* _INSTRUCTION_
Print the data below word for word, starting at the line that contains "Output each element" and ending at the line that contains "- callout-numbers: 1", with both of those lines included. Omit the pictures from your answer.

* _AVAILABLE RECORDS_
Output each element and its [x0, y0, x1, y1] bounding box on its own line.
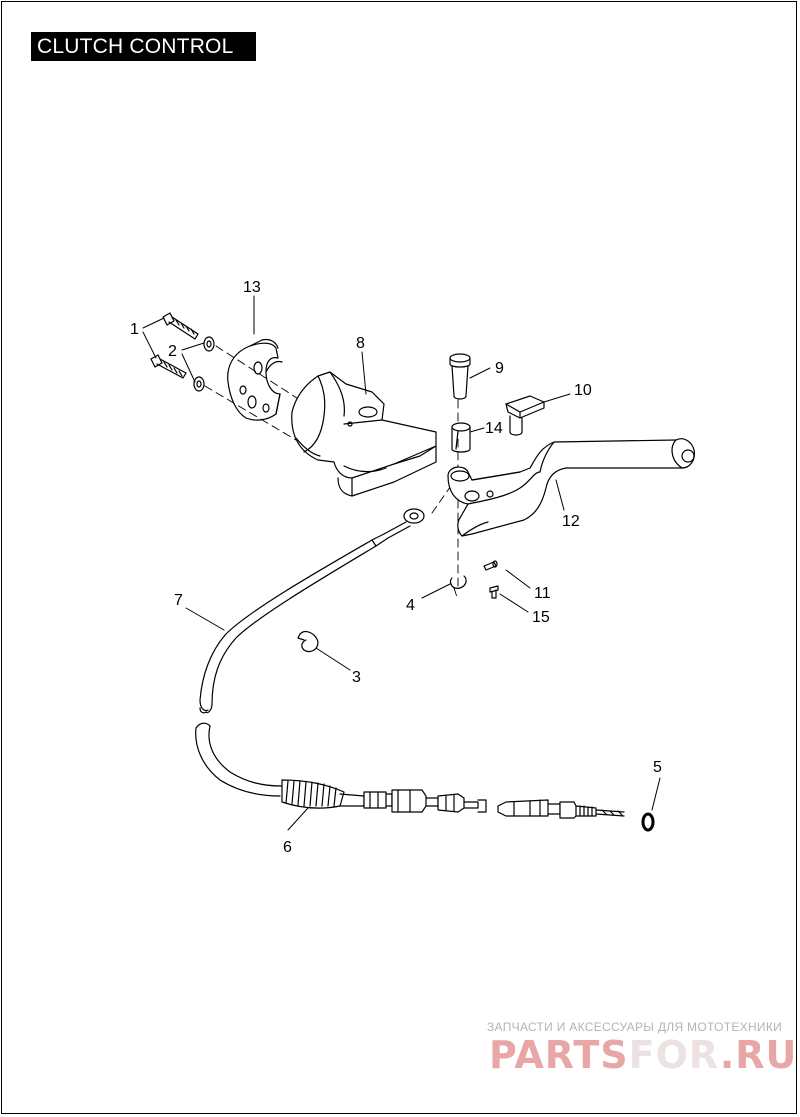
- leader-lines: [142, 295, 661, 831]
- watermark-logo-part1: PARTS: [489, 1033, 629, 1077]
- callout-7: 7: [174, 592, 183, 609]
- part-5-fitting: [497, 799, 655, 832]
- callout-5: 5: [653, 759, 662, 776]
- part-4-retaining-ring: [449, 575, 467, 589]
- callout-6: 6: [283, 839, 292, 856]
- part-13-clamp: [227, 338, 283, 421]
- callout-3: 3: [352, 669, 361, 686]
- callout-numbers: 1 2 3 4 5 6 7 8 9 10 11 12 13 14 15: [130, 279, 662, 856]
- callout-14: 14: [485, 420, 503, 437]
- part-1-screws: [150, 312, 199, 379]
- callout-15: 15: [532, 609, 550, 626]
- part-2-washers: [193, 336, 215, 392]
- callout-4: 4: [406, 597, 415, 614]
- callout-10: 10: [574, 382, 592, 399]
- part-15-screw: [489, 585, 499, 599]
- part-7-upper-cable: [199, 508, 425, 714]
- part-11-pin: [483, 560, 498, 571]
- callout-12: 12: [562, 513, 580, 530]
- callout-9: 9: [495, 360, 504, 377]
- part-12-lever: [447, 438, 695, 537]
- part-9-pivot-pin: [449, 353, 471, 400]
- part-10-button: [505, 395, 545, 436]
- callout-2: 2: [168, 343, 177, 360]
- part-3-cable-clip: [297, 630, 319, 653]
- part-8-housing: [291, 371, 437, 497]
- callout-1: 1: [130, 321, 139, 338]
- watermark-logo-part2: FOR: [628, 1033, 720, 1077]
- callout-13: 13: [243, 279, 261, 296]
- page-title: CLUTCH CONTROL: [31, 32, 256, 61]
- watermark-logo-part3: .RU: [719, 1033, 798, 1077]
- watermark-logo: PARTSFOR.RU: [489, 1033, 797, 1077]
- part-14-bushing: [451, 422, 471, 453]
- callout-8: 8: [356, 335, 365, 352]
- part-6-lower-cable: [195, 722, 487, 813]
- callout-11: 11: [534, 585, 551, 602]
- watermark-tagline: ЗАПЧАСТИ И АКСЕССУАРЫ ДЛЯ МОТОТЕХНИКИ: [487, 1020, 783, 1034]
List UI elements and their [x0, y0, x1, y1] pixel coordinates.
---
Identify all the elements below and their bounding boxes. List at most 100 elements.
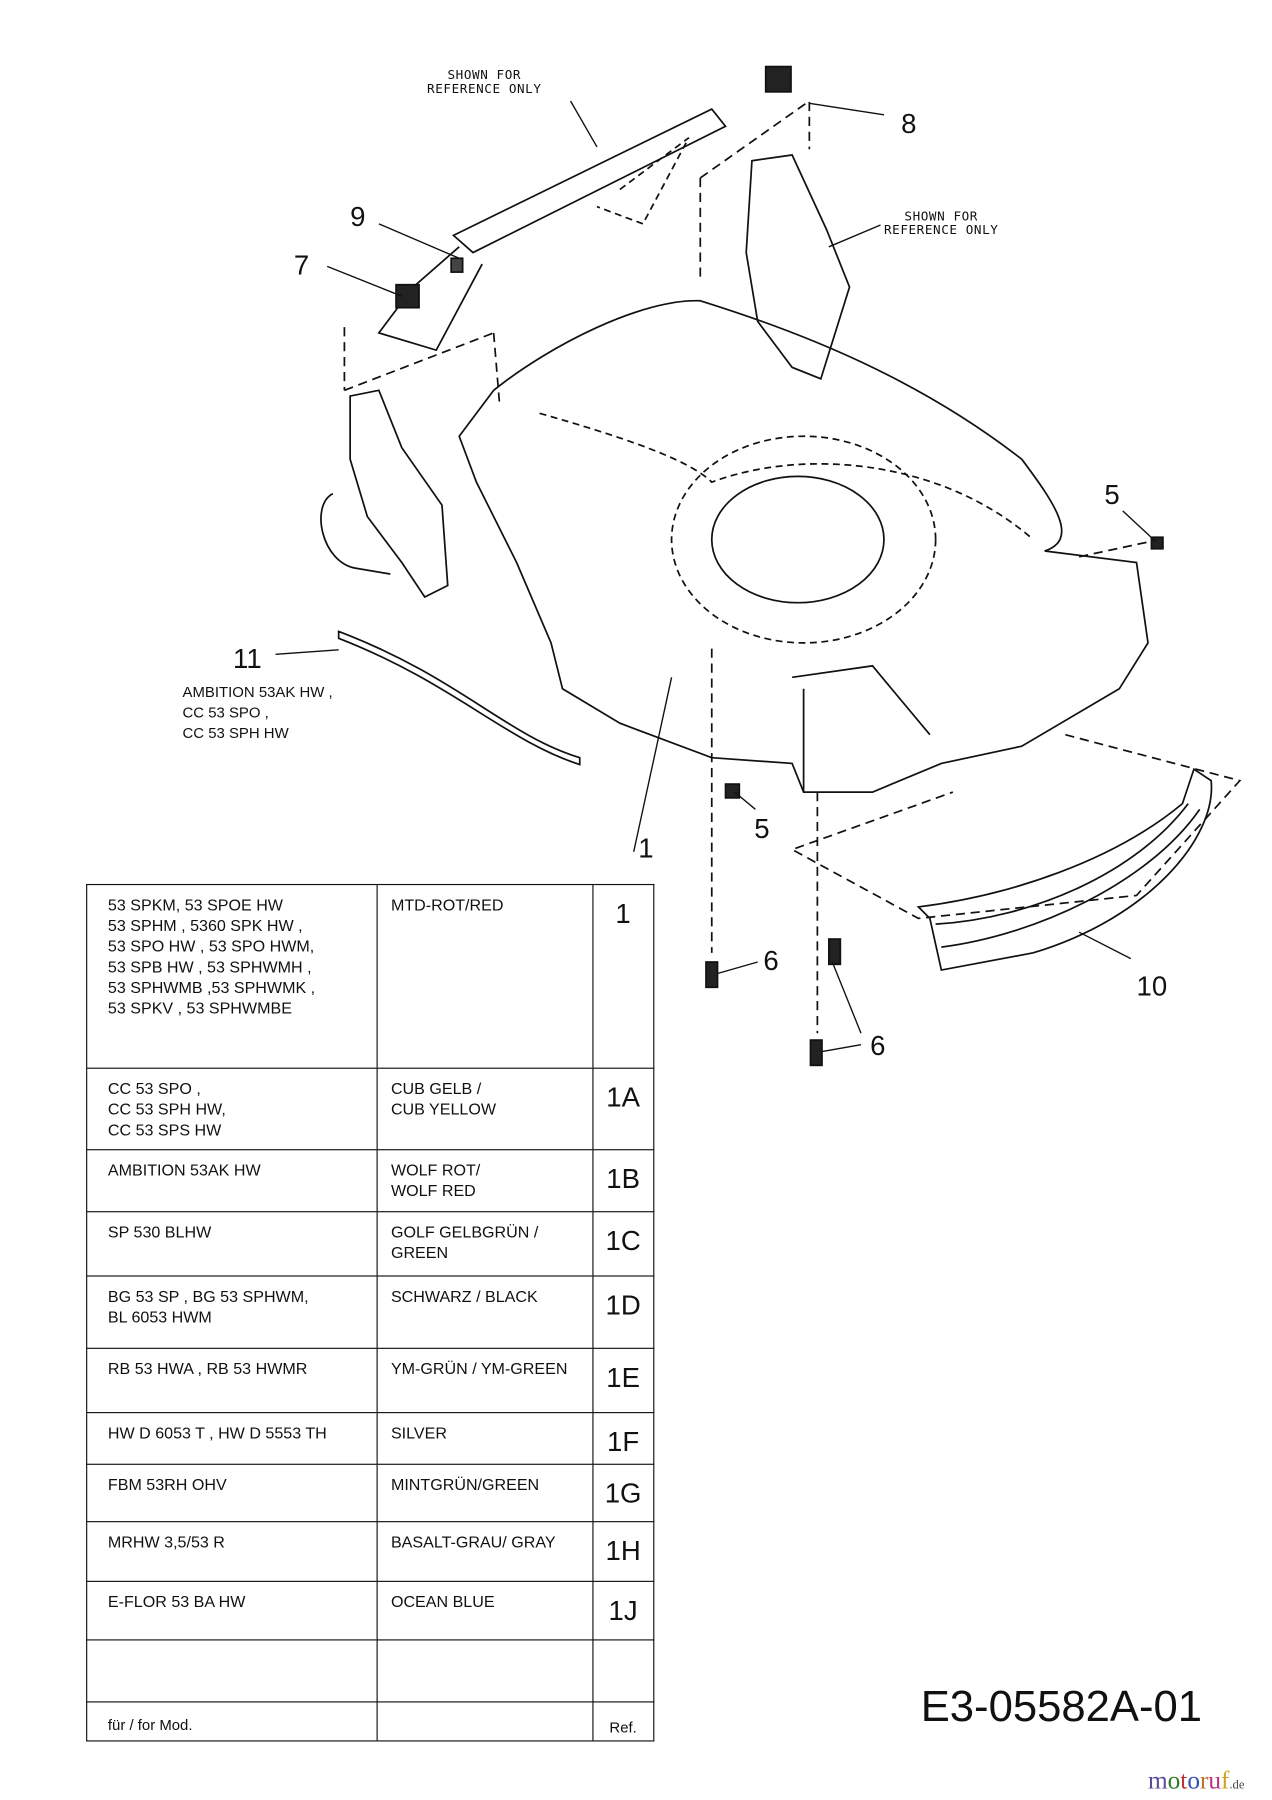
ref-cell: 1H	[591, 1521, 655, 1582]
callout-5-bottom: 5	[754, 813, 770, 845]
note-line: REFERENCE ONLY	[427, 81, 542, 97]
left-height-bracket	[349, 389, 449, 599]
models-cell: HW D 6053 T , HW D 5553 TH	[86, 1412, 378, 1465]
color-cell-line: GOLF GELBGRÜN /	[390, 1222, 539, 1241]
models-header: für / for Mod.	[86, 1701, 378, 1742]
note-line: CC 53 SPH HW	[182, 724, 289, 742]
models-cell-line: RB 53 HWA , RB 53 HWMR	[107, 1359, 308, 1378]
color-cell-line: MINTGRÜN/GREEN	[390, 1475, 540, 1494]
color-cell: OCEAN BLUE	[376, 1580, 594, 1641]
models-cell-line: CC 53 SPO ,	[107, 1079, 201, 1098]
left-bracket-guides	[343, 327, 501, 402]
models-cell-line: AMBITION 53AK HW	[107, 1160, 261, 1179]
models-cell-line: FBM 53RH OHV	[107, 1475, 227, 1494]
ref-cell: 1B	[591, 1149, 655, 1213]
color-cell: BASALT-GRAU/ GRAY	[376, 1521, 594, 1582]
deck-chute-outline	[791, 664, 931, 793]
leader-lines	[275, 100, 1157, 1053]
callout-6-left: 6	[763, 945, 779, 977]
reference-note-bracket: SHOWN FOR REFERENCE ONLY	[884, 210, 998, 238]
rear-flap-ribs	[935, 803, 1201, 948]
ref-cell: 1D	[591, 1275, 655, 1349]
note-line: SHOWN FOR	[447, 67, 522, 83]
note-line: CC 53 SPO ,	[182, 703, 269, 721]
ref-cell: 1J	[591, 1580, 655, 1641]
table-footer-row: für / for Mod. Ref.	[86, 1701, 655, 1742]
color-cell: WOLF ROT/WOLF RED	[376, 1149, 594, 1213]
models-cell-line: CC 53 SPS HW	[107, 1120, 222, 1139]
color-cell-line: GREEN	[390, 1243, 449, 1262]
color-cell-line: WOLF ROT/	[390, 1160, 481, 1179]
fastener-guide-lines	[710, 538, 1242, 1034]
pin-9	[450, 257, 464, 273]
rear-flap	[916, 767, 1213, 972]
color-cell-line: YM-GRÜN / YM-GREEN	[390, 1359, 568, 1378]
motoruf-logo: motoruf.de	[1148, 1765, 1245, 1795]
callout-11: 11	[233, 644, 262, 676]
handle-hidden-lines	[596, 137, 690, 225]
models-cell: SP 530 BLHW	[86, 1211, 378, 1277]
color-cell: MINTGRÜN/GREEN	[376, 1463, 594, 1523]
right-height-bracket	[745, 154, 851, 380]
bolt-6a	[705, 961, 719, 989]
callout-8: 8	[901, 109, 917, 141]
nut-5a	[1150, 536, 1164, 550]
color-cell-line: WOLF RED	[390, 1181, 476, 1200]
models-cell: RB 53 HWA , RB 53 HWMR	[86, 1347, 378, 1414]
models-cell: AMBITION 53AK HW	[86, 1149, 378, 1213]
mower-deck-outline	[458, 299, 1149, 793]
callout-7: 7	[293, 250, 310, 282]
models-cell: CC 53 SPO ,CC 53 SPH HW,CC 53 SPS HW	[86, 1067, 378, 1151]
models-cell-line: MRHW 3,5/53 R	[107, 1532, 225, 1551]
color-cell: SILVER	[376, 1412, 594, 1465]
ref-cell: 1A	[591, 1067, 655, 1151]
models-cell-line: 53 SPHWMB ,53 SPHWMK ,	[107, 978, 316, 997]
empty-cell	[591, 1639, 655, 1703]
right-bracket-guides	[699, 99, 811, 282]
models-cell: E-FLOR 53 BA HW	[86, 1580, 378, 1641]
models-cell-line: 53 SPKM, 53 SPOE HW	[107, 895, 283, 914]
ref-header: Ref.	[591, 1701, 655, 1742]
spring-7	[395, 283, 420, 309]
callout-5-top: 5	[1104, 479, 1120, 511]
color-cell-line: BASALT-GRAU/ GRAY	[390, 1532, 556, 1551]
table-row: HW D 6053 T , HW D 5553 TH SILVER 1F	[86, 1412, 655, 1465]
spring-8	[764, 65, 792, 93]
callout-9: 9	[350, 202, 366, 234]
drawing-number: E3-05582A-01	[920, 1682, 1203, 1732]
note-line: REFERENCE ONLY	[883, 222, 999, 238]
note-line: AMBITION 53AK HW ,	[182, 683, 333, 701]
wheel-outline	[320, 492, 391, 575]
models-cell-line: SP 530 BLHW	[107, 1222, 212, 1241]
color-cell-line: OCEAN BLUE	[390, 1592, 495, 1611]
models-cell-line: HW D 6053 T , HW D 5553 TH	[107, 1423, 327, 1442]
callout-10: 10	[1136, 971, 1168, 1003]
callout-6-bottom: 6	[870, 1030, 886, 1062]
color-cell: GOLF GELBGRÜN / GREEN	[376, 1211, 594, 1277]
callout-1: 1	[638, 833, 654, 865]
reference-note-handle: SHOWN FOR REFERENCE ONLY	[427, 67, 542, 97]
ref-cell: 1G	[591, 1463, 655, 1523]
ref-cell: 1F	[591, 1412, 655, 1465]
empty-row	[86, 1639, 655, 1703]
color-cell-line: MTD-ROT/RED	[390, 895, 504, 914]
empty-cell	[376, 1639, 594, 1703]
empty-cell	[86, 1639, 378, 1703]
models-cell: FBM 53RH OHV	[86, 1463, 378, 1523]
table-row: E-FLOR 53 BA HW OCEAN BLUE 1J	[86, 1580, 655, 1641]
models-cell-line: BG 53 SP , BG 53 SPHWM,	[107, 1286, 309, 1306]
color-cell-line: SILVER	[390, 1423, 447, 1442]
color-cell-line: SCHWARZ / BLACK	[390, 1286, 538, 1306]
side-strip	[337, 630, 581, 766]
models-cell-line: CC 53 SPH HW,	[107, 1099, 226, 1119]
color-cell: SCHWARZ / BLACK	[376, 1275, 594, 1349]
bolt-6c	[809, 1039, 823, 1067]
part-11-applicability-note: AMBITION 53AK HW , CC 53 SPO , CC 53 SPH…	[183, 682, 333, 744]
...
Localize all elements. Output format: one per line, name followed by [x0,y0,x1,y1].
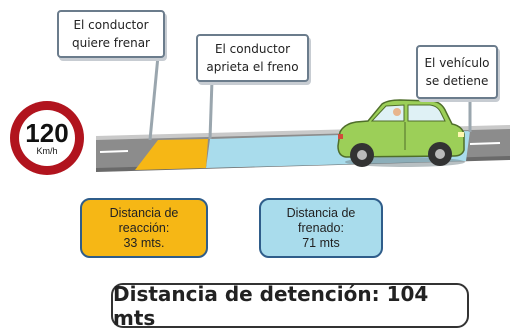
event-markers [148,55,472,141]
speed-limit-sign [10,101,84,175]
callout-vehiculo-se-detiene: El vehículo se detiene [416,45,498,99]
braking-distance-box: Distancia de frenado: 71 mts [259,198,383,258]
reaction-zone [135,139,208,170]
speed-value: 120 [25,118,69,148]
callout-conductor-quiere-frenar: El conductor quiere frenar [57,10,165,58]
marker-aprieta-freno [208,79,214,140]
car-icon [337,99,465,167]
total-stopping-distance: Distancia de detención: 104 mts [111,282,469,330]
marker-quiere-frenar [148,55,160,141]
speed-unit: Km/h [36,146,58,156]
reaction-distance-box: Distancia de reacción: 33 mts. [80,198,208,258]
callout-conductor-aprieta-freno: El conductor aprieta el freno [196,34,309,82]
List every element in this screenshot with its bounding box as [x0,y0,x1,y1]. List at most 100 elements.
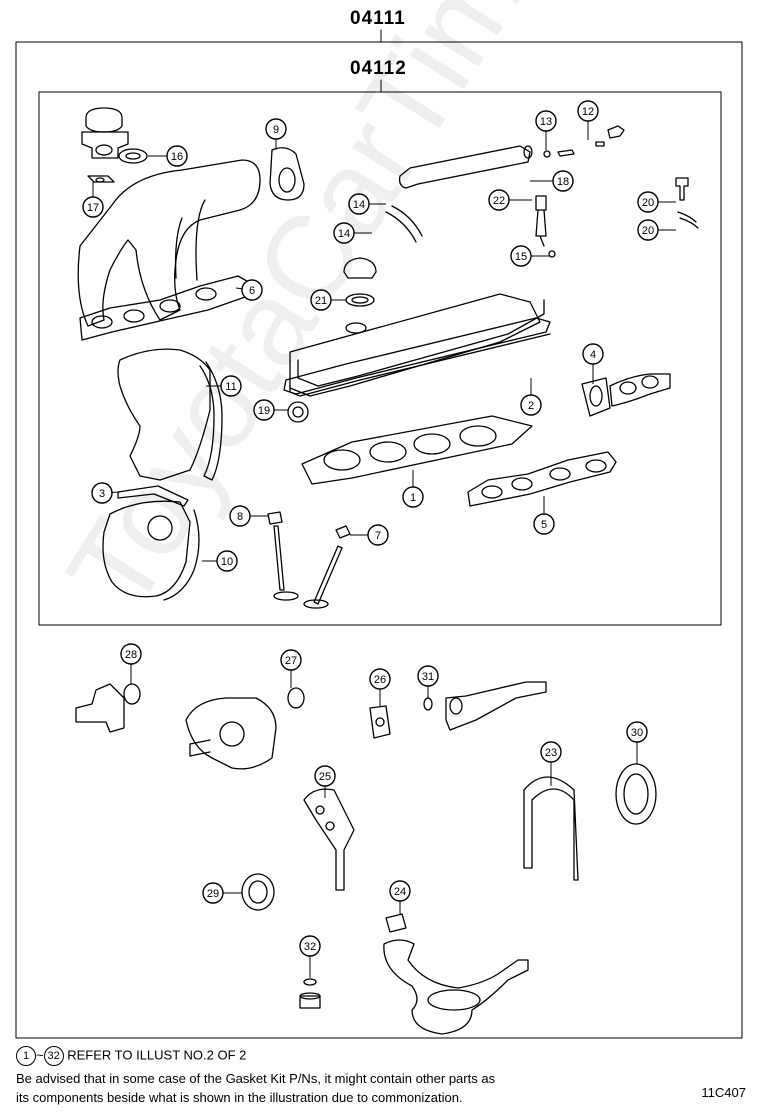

* _ANSWER TO THE TASK_
Output each element and its [x0, y0, x1, y1] bounding box on its own line.
- leader-lines: [142, 295, 661, 831]
- watermark-logo-part1: PARTS: [489, 1033, 629, 1077]
- callout-7: 7: [174, 592, 183, 609]
- part-5-fitting: [497, 799, 655, 832]
- callout-5: 5: [653, 759, 662, 776]
- part-4-retaining-ring: [449, 575, 467, 589]
- callout-6: 6: [283, 839, 292, 856]
- part-13-clamp: [227, 338, 283, 421]
- callout-3: 3: [352, 669, 361, 686]
- callout-numbers: 1 2 3 4 5 6 7 8 9 10 11 12 13 14 15: [130, 279, 662, 856]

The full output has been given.